Stated goal »
Skip the pictures. Transcribe the rest of the data below without changing a word.

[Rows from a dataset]

╭──

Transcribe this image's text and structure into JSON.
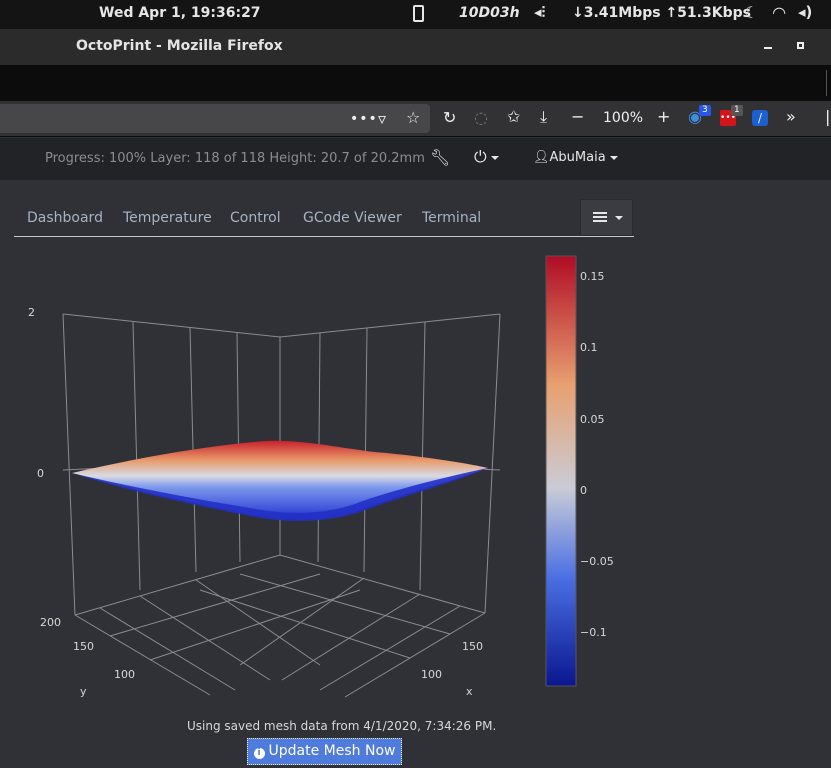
{
  "system_bar": {
    "clock": "Wed Apr  1, 19:36:27",
    "host": "10D03h",
    "network": "↓3.41Mbps ↑51.3Kbps"
  },
  "window": {
    "title": "OctoPrint - Mozilla Firefox"
  },
  "browser": {
    "zoom": "100%",
    "extension_badges": [
      "3",
      "1"
    ]
  },
  "octoprint": {
    "status": "Progress: 100% Layer: 118 of 118 Height: 20.7 of 20.2mm",
    "user": "AbuMaia",
    "tabs": [
      "Dashboard",
      "Temperature",
      "Control",
      "GCode Viewer",
      "Terminal"
    ]
  },
  "mesh": {
    "info_text": "Using saved mesh data from 4/1/2020, 7:34:26 PM.",
    "update_button": "Update Mesh Now"
  },
  "chart_data": {
    "type": "surface",
    "z_axis_ticks": [
      "2",
      "0"
    ],
    "x_axis_ticks": [
      "150",
      "100"
    ],
    "y_axis_ticks": [
      "200",
      "150",
      "100"
    ],
    "x_axis_label": "x",
    "y_axis_label": "y",
    "colorbar": {
      "ticks": [
        "0.15",
        "0.1",
        "0.05",
        "0",
        "−0.05",
        "−0.1"
      ],
      "range": [
        -0.14,
        0.165
      ],
      "colorscale": [
        "#0d1a9e",
        "#4a6fe3",
        "#c8ccd6",
        "#e89a6a",
        "#b40c26"
      ]
    }
  }
}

╰──

Complete output »
Transcribe this image's text and structure into JSON.
{
  "system_bar": {
    "clock": "Wed Apr  1, 19:36:27",
    "host": "10D03h",
    "network": "↓3.41Mbps ↑51.3Kbps"
  },
  "window": {
    "title": "OctoPrint - Mozilla Firefox"
  },
  "browser": {
    "zoom": "100%",
    "extension_badges": [
      "3",
      "1"
    ]
  },
  "octoprint": {
    "status": "Progress: 100% Layer: 118 of 118 Height: 20.7 of 20.2mm",
    "user": "AbuMaia",
    "tabs": [
      "Dashboard",
      "Temperature",
      "Control",
      "GCode Viewer",
      "Terminal"
    ]
  },
  "mesh": {
    "info_text": "Using saved mesh data from 4/1/2020, 7:34:26 PM.",
    "update_button": "Update Mesh Now"
  },
  "chart_data": {
    "type": "surface",
    "z_axis_ticks": [
      "2",
      "0"
    ],
    "x_axis_ticks": [
      "150",
      "100"
    ],
    "y_axis_ticks": [
      "200",
      "150",
      "100"
    ],
    "x_axis_label": "x",
    "y_axis_label": "y",
    "colorbar": {
      "ticks": [
        "0.15",
        "0.1",
        "0.05",
        "0",
        "−0.05",
        "−0.1"
      ],
      "range": [
        -0.14,
        0.165
      ],
      "colorscale": [
        "#0d1a9e",
        "#4a6fe3",
        "#c8ccd6",
        "#e89a6a",
        "#b40c26"
      ]
    }
  }
}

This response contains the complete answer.